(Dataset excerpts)
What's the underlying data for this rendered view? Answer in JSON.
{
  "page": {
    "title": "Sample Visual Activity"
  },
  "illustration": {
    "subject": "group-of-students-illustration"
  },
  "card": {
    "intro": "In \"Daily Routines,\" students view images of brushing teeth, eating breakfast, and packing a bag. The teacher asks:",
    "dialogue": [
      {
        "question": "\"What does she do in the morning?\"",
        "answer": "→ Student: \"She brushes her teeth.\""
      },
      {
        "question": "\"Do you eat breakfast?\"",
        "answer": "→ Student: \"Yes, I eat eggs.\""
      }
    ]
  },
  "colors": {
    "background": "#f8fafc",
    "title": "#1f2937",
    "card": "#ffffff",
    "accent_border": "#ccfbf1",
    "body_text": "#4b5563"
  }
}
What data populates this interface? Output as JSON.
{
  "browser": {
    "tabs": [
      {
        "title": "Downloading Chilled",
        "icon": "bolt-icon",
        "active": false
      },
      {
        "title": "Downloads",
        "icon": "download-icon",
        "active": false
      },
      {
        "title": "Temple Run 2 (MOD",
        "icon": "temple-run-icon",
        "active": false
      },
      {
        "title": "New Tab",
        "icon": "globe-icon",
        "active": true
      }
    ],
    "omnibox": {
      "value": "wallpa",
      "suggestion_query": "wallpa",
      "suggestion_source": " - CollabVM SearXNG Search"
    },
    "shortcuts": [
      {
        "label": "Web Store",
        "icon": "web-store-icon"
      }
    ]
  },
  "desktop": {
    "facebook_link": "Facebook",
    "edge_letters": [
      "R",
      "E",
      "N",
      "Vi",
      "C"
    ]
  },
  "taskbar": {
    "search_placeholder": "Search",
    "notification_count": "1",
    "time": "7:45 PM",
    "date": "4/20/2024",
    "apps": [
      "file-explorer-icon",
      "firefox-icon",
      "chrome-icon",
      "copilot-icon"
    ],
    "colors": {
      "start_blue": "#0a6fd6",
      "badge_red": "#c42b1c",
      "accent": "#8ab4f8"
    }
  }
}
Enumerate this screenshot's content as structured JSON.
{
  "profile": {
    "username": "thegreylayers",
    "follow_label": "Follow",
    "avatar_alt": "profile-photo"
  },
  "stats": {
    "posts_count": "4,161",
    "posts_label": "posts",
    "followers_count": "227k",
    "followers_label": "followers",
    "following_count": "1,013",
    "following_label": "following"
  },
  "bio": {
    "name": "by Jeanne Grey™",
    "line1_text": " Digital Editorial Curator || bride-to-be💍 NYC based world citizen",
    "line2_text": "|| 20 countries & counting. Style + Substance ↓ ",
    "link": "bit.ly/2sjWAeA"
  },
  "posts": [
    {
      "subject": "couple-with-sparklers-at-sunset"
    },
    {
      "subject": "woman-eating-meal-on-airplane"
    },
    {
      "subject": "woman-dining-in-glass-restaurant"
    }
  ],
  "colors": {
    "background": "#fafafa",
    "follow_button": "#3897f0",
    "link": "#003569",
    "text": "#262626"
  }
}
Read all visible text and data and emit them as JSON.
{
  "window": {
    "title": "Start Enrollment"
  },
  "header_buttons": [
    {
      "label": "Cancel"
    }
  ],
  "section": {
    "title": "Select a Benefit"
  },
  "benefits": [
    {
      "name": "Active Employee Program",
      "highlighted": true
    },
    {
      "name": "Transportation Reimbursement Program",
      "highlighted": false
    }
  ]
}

_The exercise_
Every entry must be quoted exactly as it appears above.

_Written answer_
What's the underlying data for this rendered view? Answer in JSON.
{
  "page": {
    "title": "Sample Visual Activity"
  },
  "illustration": {
    "subject": "group-of-students-illustration"
  },
  "card": {
    "intro": "In \"Daily Routines,\" students view images of brushing teeth, eating breakfast, and packing a bag. The teacher asks:",
    "dialogue": [
      {
        "question": "\"What does she do in the morning?\"",
        "answer": "→ Student: \"She brushes her teeth.\""
      },
      {
        "question": "\"Do you eat breakfast?\"",
        "answer": "→ Student: \"Yes, I eat eggs.\""
      }
    ]
  },
  "colors": {
    "background": "#f8fafc",
    "title": "#1f2937",
    "card": "#ffffff",
    "accent_border": "#ccfbf1",
    "body_text": "#4b5563"
  }
}
What data populates this interface? Output as JSON.
{
  "browser": {
    "tabs": [
      {
        "title": "Downloading Chilled",
        "icon": "bolt-icon",
        "active": false
      },
      {
        "title": "Downloads",
        "icon": "download-icon",
        "active": false
      },
      {
        "title": "Temple Run 2 (MOD",
        "icon": "temple-run-icon",
        "active": false
      },
      {
        "title": "New Tab",
        "icon": "globe-icon",
        "active": true
      }
    ],
    "omnibox": {
      "value": "wallpa",
      "suggestion_query": "wallpa",
      "suggestion_source": " - CollabVM SearXNG Search"
    },
    "shortcuts": [
      {
        "label": "Web Store",
        "icon": "web-store-icon"
      }
    ]
  },
  "desktop": {
    "facebook_link": "Facebook",
    "edge_letters": [
      "R",
      "E",
      "N",
      "Vi",
      "C"
    ]
  },
  "taskbar": {
    "search_placeholder": "Search",
    "notification_count": "1",
    "time": "7:45 PM",
    "date": "4/20/2024",
    "apps": [
      "file-explorer-icon",
      "firefox-icon",
      "chrome-icon",
      "copilot-icon"
    ],
    "colors": {
      "start_blue": "#0a6fd6",
      "badge_red": "#c42b1c",
      "accent": "#8ab4f8"
    }
  }
}
Enumerate this screenshot's content as structured JSON.
{
  "profile": {
    "username": "thegreylayers",
    "follow_label": "Follow",
    "avatar_alt": "profile-photo"
  },
  "stats": {
    "posts_count": "4,161",
    "posts_label": "posts",
    "followers_count": "227k",
    "followers_label": "followers",
    "following_count": "1,013",
    "following_label": "following"
  },
  "bio": {
    "name": "by Jeanne Grey™",
    "line1_text": " Digital Editorial Curator || bride-to-be💍 NYC based world citizen",
    "line2_text": "|| 20 countries & counting. Style + Substance ↓ ",
    "link": "bit.ly/2sjWAeA"
  },
  "posts": [
    {
      "subject": "couple-with-sparklers-at-sunset"
    },
    {
      "subject": "woman-eating-meal-on-airplane"
    },
    {
      "subject": "woman-dining-in-glass-restaurant"
    }
  ],
  "colors": {
    "background": "#fafafa",
    "follow_button": "#3897f0",
    "link": "#003569",
    "text": "#262626"
  }
}
Read all visible text and data and emit them as JSON.
{
  "window": {
    "title": "Start Enrollment"
  },
  "header_buttons": [
    {
      "label": "Cancel"
    }
  ],
  "section": {
    "title": "Select a Benefit"
  },
  "benefits": [
    {
      "name": "Active Employee Program",
      "highlighted": true
    },
    {
      "name": "Transportation Reimbursement Program",
      "highlighted": false
    }
  ]
}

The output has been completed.